(Layout element entries)
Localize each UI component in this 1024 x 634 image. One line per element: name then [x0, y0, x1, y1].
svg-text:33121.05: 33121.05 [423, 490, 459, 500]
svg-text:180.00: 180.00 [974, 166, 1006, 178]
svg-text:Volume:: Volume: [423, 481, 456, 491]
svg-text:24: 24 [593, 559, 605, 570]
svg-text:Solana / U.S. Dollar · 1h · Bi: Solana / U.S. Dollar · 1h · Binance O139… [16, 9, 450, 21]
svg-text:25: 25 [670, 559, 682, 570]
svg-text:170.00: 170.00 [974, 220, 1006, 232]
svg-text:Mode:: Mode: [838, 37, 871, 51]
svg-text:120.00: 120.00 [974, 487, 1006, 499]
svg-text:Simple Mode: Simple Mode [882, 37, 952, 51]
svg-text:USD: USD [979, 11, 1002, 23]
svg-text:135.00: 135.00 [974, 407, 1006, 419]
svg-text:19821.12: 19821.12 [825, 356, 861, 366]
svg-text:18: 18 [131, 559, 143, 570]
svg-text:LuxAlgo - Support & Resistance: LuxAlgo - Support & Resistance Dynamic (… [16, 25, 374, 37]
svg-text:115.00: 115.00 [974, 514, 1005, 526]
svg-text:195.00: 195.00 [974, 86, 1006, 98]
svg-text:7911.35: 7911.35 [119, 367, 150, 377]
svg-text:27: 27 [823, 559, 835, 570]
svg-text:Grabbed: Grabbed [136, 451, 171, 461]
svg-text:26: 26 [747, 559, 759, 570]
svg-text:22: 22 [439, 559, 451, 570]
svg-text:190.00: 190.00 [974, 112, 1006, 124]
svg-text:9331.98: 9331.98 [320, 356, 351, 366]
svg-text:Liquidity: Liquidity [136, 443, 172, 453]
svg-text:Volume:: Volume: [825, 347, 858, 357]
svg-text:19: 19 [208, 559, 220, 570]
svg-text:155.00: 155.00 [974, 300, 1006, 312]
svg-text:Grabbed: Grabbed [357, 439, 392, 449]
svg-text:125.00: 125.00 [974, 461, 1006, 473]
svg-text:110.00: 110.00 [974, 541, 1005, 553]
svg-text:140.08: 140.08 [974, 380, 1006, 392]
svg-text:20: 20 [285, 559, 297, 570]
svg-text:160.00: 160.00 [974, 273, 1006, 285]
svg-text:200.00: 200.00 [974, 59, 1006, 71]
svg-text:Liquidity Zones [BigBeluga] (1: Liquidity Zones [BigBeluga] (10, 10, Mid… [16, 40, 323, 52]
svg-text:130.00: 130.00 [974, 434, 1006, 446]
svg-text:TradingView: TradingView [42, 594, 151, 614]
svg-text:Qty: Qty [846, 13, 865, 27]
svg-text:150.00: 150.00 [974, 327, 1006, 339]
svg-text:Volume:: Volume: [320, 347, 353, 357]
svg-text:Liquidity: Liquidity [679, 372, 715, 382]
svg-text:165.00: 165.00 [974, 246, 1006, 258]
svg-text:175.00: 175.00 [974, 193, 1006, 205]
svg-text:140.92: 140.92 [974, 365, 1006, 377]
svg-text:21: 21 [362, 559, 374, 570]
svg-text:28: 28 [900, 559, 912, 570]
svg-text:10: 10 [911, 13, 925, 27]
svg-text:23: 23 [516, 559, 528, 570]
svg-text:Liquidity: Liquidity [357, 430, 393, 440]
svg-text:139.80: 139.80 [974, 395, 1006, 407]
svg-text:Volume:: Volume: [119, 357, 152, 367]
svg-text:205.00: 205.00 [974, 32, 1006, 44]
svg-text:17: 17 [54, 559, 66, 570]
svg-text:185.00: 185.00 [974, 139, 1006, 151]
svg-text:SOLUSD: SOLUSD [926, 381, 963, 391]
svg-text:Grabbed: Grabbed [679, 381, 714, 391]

◆ Requirements ◆
Can you extract every line of the listing above and reproduce each one without any change?

◆ Finished answer ◆
Localize each UI component in this 1024 x 634 image. One line per element: name then [x0, y0, x1, y1].
svg-text:33121.05: 33121.05 [423, 490, 459, 500]
svg-text:180.00: 180.00 [974, 166, 1006, 178]
svg-text:Volume:: Volume: [423, 481, 456, 491]
svg-text:24: 24 [593, 559, 605, 570]
svg-text:Solana / U.S. Dollar · 1h · Bi: Solana / U.S. Dollar · 1h · Binance O139… [16, 9, 450, 21]
svg-text:25: 25 [670, 559, 682, 570]
svg-text:170.00: 170.00 [974, 220, 1006, 232]
svg-text:Mode:: Mode: [838, 37, 871, 51]
svg-text:120.00: 120.00 [974, 487, 1006, 499]
svg-text:Simple Mode: Simple Mode [882, 37, 952, 51]
svg-text:USD: USD [979, 11, 1002, 23]
svg-text:135.00: 135.00 [974, 407, 1006, 419]
svg-text:19821.12: 19821.12 [825, 356, 861, 366]
svg-text:18: 18 [131, 559, 143, 570]
svg-text:LuxAlgo - Support & Resistance: LuxAlgo - Support & Resistance Dynamic (… [16, 25, 374, 37]
svg-text:115.00: 115.00 [974, 514, 1005, 526]
svg-text:195.00: 195.00 [974, 86, 1006, 98]
svg-text:7911.35: 7911.35 [119, 367, 150, 377]
svg-text:27: 27 [823, 559, 835, 570]
svg-text:Grabbed: Grabbed [136, 451, 171, 461]
svg-text:26: 26 [747, 559, 759, 570]
svg-text:22: 22 [439, 559, 451, 570]
svg-text:190.00: 190.00 [974, 112, 1006, 124]
svg-text:9331.98: 9331.98 [320, 356, 351, 366]
svg-text:Liquidity: Liquidity [136, 443, 172, 453]
svg-text:Volume:: Volume: [825, 347, 858, 357]
svg-text:19: 19 [208, 559, 220, 570]
svg-text:155.00: 155.00 [974, 300, 1006, 312]
svg-text:Grabbed: Grabbed [357, 439, 392, 449]
svg-text:125.00: 125.00 [974, 461, 1006, 473]
svg-text:110.00: 110.00 [974, 541, 1005, 553]
svg-text:140.08: 140.08 [974, 380, 1006, 392]
svg-text:20: 20 [285, 559, 297, 570]
svg-text:160.00: 160.00 [974, 273, 1006, 285]
svg-text:200.00: 200.00 [974, 59, 1006, 71]
svg-text:Liquidity Zones [BigBeluga] (1: Liquidity Zones [BigBeluga] (10, 10, Mid… [16, 40, 323, 52]
svg-text:130.00: 130.00 [974, 434, 1006, 446]
svg-text:TradingView: TradingView [42, 594, 151, 614]
svg-text:Qty: Qty [846, 13, 865, 27]
svg-text:150.00: 150.00 [974, 327, 1006, 339]
svg-text:Volume:: Volume: [320, 347, 353, 357]
svg-text:Liquidity: Liquidity [679, 372, 715, 382]
svg-text:165.00: 165.00 [974, 246, 1006, 258]
svg-text:175.00: 175.00 [974, 193, 1006, 205]
svg-text:140.92: 140.92 [974, 365, 1006, 377]
svg-text:21: 21 [362, 559, 374, 570]
svg-text:28: 28 [900, 559, 912, 570]
svg-text:10: 10 [911, 13, 925, 27]
svg-text:23: 23 [516, 559, 528, 570]
svg-text:Liquidity: Liquidity [357, 430, 393, 440]
svg-text:139.80: 139.80 [974, 395, 1006, 407]
svg-text:Volume:: Volume: [119, 357, 152, 367]
svg-text:205.00: 205.00 [974, 32, 1006, 44]
svg-text:17: 17 [54, 559, 66, 570]
svg-text:185.00: 185.00 [974, 139, 1006, 151]
svg-text:SOLUSD: SOLUSD [926, 381, 963, 391]
svg-text:Grabbed: Grabbed [679, 381, 714, 391]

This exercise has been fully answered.